BEGIN Records for the exercise

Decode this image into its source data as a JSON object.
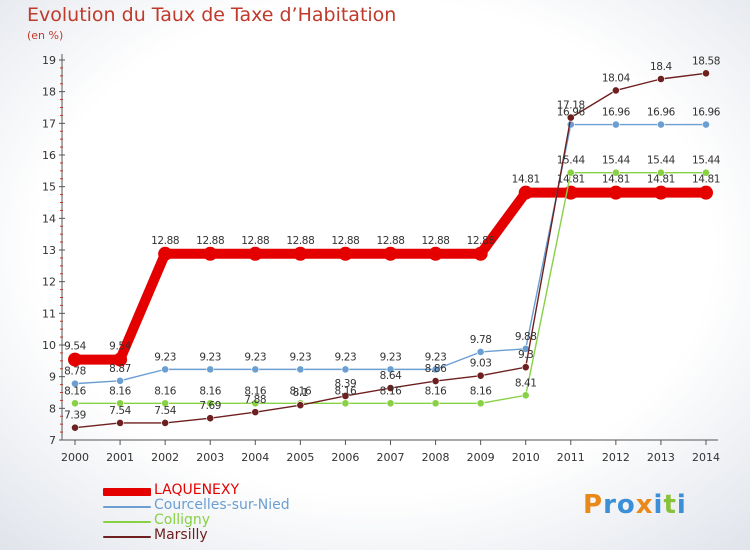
{
  "header": {
    "title": "Evolution du Taux de Taxe d’Habitation",
    "unit": "(en %)"
  },
  "brand": {
    "text": "Proxiti",
    "letters": [
      "P",
      "r",
      "o",
      "x",
      "i",
      "t",
      "i"
    ],
    "colors": [
      "#e8891a",
      "#3b8fd6",
      "#3b8fd6",
      "#e8891a",
      "#3b8fd6",
      "#89c13a",
      "#3b8fd6"
    ]
  },
  "colors": {
    "background_inner": "#ffffff",
    "background_outer": "#dfe3ea",
    "axis_tick_red": "#c0392b",
    "gridline": "#dddddd"
  },
  "chart_data": {
    "type": "line",
    "title": "Evolution du Taux de Taxe d’Habitation",
    "ylabel": "(en %)",
    "x": [
      "2000",
      "2001",
      "2002",
      "2003",
      "2004",
      "2005",
      "2006",
      "2007",
      "2008",
      "2009",
      "2010",
      "2011",
      "2012",
      "2013",
      "2014"
    ],
    "ylim": [
      7,
      19
    ],
    "yticks": [
      "7",
      "8",
      "9",
      "10",
      "11",
      "12",
      "13",
      "14",
      "15",
      "16",
      "17",
      "18",
      "19"
    ],
    "legend_position": "bottom-left",
    "series": [
      {
        "name": "LAQUENEXY",
        "color": "#e50000",
        "values": [
          9.54,
          9.54,
          12.88,
          12.88,
          12.88,
          12.88,
          12.88,
          12.88,
          12.88,
          12.88,
          14.81,
          14.81,
          14.81,
          14.81,
          14.81
        ],
        "labels": [
          "9.54",
          "9.54",
          "12.88",
          "12.88",
          "12.88",
          "12.88",
          "12.88",
          "12.88",
          "12.88",
          "12.88",
          "14.81",
          "14.81",
          "14.81",
          "14.81",
          "14.81"
        ]
      },
      {
        "name": "Courcelles-sur-Nied",
        "color": "#6b9ed1",
        "values": [
          8.78,
          8.87,
          9.23,
          9.23,
          9.23,
          9.23,
          9.23,
          9.23,
          9.23,
          9.78,
          9.88,
          16.96,
          16.96,
          16.96,
          16.96
        ],
        "labels": [
          "8.78",
          "8.87",
          "9.23",
          "9.23",
          "9.23",
          "9.23",
          "9.23",
          "9.23",
          "9.23",
          "9.78",
          "9.88",
          "16.96",
          "16.96",
          "16.96",
          "16.96"
        ]
      },
      {
        "name": "Colligny",
        "color": "#88d145",
        "values": [
          8.16,
          8.16,
          8.16,
          8.16,
          8.16,
          8.16,
          8.16,
          8.16,
          8.16,
          8.16,
          8.41,
          15.44,
          15.44,
          15.44,
          15.44
        ],
        "labels": [
          "8.16",
          "8.16",
          "8.16",
          "8.16",
          "8.16",
          "8.16",
          "8.16",
          "8.16",
          "8.16",
          "8.16",
          "8.41",
          "15.44",
          "15.44",
          "15.44",
          "15.44"
        ]
      },
      {
        "name": "Marsilly",
        "color": "#6e1f1f",
        "values": [
          7.39,
          7.54,
          7.54,
          7.69,
          7.88,
          8.1,
          8.39,
          8.64,
          8.86,
          9.03,
          9.3,
          17.18,
          18.04,
          18.4,
          18.58
        ],
        "labels": [
          "7.39",
          "7.54",
          "7.54",
          "7.69",
          "7.88",
          "8.1",
          "8.39",
          "8.64",
          "8.86",
          "9.03",
          "9.3",
          "17.18",
          "18.04",
          "18.4",
          "18.58"
        ]
      }
    ]
  }
}
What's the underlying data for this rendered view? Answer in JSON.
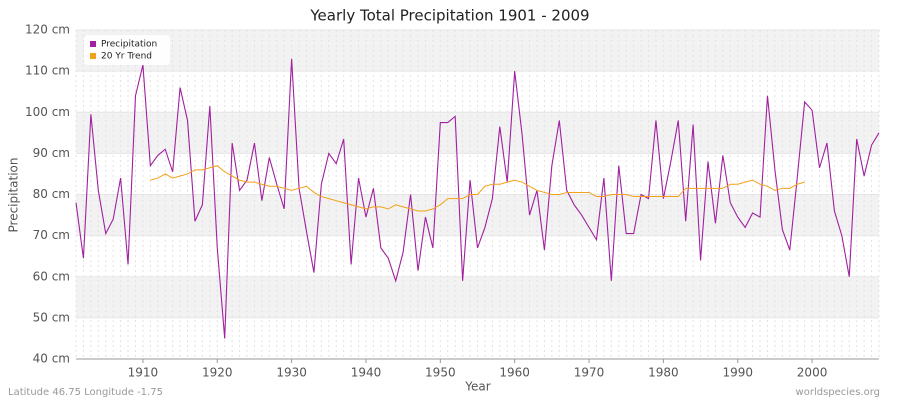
{
  "chart_data": {
    "type": "line",
    "title": "Yearly Total Precipitation 1901 - 2009",
    "x_label": "Year",
    "y_label": "Precipitation",
    "footer_left": "Latitude 46.75 Longitude -1.75",
    "footer_right": "worldspecies.org",
    "x": [
      1901,
      1902,
      1903,
      1904,
      1905,
      1906,
      1907,
      1908,
      1909,
      1910,
      1911,
      1912,
      1913,
      1914,
      1915,
      1916,
      1917,
      1918,
      1919,
      1920,
      1921,
      1922,
      1923,
      1924,
      1925,
      1926,
      1927,
      1928,
      1929,
      1930,
      1931,
      1932,
      1933,
      1934,
      1935,
      1936,
      1937,
      1938,
      1939,
      1940,
      1941,
      1942,
      1943,
      1944,
      1945,
      1946,
      1947,
      1948,
      1949,
      1950,
      1951,
      1952,
      1953,
      1954,
      1955,
      1956,
      1957,
      1958,
      1959,
      1960,
      1961,
      1962,
      1963,
      1964,
      1965,
      1966,
      1967,
      1968,
      1969,
      1970,
      1971,
      1972,
      1973,
      1974,
      1975,
      1976,
      1977,
      1978,
      1979,
      1980,
      1981,
      1982,
      1983,
      1984,
      1985,
      1986,
      1987,
      1988,
      1989,
      1990,
      1991,
      1992,
      1993,
      1994,
      1995,
      1996,
      1997,
      1998,
      1999,
      2000,
      2001,
      2002,
      2003,
      2004,
      2005,
      2006,
      2007,
      2008,
      2009
    ],
    "series": [
      {
        "name": "Precipitation",
        "color": "#a020a0",
        "values": [
          78,
          64.5,
          99.5,
          81,
          70.5,
          74,
          84,
          63,
          104,
          111.5,
          87,
          89.5,
          91,
          85.5,
          106,
          98,
          73.5,
          77.5,
          101.5,
          67,
          45,
          92.5,
          81,
          83.5,
          92.5,
          78.5,
          89,
          82.5,
          76.5,
          113,
          81.5,
          71,
          61,
          82.5,
          90,
          87.5,
          93.5,
          63,
          84,
          74.5,
          81.5,
          67,
          64.5,
          59,
          66,
          80,
          61.5,
          74.5,
          67,
          97.5,
          97.5,
          99,
          59,
          83.5,
          67,
          72,
          79,
          96.5,
          83,
          110,
          94.5,
          75,
          81,
          66.5,
          87,
          98,
          81,
          77.5,
          75,
          72,
          69,
          84,
          59,
          87,
          70.5,
          70.5,
          80,
          79,
          98,
          79,
          88,
          98,
          73.5,
          97,
          64,
          88,
          73,
          89.5,
          78,
          74.5,
          72,
          75.5,
          74.5,
          104,
          86,
          71.5,
          66.5,
          84,
          102.5,
          100.5,
          86.5,
          92.5,
          76,
          70,
          60,
          93.5,
          84.5,
          92,
          95
        ]
      },
      {
        "name": "20 Yr Trend",
        "color": "#f5a01a",
        "values": [
          null,
          null,
          null,
          null,
          null,
          null,
          null,
          null,
          null,
          null,
          83.5,
          84,
          85,
          84,
          84.5,
          85,
          86,
          86,
          86.5,
          87,
          85.5,
          84.5,
          83.5,
          83,
          83,
          82.5,
          82,
          82,
          81.5,
          81,
          81.5,
          82,
          80.5,
          79.5,
          79,
          78.5,
          78,
          77.5,
          77,
          76.5,
          77,
          77,
          76.5,
          77.5,
          77,
          76.5,
          76,
          76,
          76.5,
          77.5,
          79,
          79,
          79,
          80,
          80,
          82,
          82.5,
          82.5,
          83,
          83.5,
          83,
          82,
          81,
          80.5,
          80,
          80,
          80.5,
          80.5,
          80.5,
          80.5,
          79.5,
          79.5,
          80,
          80,
          80,
          79.5,
          79.5,
          79.5,
          79.5,
          79.5,
          79.5,
          79.5,
          81.5,
          81.5,
          81.5,
          81.5,
          81.5,
          81.5,
          82.5,
          82.5,
          83,
          83.5,
          82.5,
          82,
          81,
          81.5,
          81.5,
          82.5,
          83,
          null,
          null,
          null,
          null,
          null,
          null,
          null,
          null,
          null,
          null
        ]
      }
    ],
    "xlim": [
      1901,
      2009
    ],
    "ylim": [
      40,
      120
    ],
    "xticks": [
      1910,
      1920,
      1930,
      1940,
      1950,
      1960,
      1970,
      1980,
      1990,
      2000
    ],
    "yticks": [
      {
        "value": 40,
        "label": "40 cm"
      },
      {
        "value": 50,
        "label": "50 cm"
      },
      {
        "value": 60,
        "label": "60 cm"
      },
      {
        "value": 70,
        "label": "70 cm"
      },
      {
        "value": 80,
        "label": "80 cm"
      },
      {
        "value": 90,
        "label": "90 cm"
      },
      {
        "value": 100,
        "label": "100 cm"
      },
      {
        "value": 110,
        "label": "110 cm"
      },
      {
        "value": 120,
        "label": "120 cm"
      }
    ],
    "grid": true,
    "legend": "top-left"
  }
}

END Records for the exercise

From the records above, pull out each line that has "JSON".

* [Solution to the exercise]
Decode this image into its source data as a JSON object.
What's the underlying data for this rendered view? Answer in JSON.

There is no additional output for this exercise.